Find every line in the records below that contains the word "Room", and copy each such line.
Start Recorded information
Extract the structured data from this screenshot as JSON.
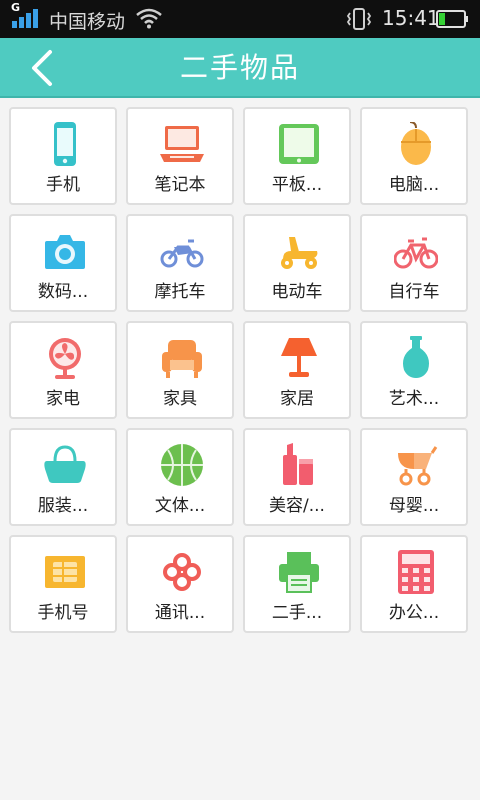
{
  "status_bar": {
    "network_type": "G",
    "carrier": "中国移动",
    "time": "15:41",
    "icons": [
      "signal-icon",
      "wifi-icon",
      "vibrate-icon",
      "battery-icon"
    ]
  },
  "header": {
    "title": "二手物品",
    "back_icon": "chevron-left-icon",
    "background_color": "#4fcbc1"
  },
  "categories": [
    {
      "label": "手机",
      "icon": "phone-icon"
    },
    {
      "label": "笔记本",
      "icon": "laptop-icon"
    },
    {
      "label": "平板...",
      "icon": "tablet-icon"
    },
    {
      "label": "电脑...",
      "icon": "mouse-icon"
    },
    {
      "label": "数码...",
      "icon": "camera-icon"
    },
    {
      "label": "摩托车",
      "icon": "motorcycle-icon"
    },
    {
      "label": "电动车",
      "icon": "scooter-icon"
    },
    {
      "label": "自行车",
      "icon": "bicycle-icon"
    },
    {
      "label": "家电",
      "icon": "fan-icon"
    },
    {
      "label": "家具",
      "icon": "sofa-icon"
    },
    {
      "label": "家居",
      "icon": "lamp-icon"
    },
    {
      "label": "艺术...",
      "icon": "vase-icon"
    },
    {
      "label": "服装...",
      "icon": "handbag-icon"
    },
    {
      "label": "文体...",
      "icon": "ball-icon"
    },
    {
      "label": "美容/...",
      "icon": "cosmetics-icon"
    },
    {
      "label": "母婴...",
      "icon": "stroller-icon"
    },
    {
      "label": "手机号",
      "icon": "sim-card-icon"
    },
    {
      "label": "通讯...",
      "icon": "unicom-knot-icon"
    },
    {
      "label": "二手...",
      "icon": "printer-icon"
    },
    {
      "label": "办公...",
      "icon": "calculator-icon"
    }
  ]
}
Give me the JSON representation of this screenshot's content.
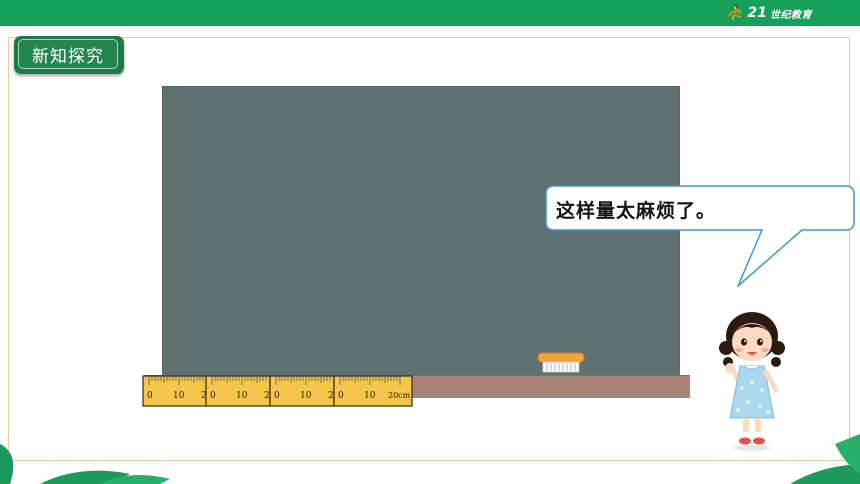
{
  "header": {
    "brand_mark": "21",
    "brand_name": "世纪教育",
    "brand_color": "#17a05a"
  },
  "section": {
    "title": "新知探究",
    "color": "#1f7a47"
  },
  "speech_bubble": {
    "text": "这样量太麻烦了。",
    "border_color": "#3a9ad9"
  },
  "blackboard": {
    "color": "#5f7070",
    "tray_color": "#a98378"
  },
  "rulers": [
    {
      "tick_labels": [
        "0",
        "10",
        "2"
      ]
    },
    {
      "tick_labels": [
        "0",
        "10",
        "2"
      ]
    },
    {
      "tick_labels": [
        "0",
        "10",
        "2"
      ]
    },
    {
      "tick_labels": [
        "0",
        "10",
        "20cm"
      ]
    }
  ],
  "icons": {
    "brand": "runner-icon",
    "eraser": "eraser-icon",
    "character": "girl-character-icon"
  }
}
End Recorded information
Start Recorded information
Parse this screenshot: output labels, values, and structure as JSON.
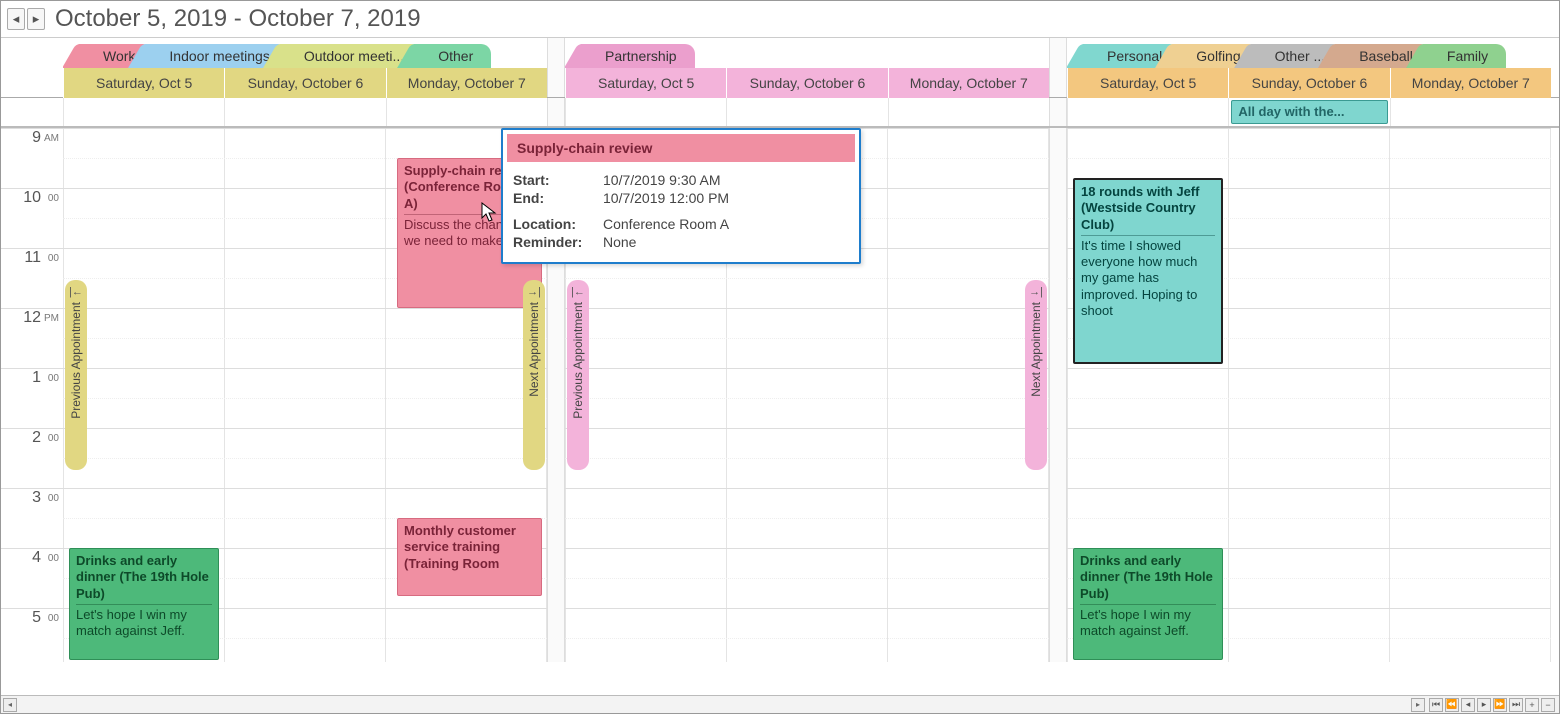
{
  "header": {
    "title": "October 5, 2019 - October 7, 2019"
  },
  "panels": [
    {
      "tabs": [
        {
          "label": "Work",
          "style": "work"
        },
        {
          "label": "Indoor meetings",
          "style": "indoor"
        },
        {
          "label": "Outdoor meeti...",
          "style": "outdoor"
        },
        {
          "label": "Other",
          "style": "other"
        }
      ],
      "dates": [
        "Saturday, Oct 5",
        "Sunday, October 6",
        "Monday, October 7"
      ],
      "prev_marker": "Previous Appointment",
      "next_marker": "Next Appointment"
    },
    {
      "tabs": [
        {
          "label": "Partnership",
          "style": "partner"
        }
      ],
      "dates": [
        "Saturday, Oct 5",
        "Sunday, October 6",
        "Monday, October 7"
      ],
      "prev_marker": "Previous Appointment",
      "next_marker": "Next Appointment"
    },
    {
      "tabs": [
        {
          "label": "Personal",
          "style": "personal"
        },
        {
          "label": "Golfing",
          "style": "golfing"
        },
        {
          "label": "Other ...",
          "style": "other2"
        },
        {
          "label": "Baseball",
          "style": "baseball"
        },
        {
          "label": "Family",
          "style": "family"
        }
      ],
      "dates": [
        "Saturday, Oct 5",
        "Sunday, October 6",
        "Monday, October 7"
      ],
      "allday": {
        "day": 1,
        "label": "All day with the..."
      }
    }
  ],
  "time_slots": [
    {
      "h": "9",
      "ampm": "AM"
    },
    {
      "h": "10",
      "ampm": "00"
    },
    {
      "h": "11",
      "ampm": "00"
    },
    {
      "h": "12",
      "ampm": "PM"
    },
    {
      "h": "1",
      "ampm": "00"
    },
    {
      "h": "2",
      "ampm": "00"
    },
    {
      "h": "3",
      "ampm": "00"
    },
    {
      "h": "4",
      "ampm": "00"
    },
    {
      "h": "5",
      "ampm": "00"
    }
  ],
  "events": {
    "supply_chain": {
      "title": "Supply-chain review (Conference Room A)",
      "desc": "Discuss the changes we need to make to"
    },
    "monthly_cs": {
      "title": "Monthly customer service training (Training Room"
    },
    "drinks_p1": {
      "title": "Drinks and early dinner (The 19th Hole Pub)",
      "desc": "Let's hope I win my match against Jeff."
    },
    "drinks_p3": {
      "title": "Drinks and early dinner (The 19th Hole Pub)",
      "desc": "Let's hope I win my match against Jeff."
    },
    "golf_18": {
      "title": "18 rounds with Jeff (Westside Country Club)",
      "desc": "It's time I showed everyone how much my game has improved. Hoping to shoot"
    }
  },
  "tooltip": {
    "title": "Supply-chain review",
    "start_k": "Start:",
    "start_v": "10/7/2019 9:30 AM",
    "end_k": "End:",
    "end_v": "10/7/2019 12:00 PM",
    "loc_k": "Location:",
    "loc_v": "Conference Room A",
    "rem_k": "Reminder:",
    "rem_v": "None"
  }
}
End Recorded information
▸ Response to the exercise
      "title": "Supply-chain review (Conference Room A)",
      "title": "Monthly customer service training (Training Room"
    "loc_v": "Conference Room A",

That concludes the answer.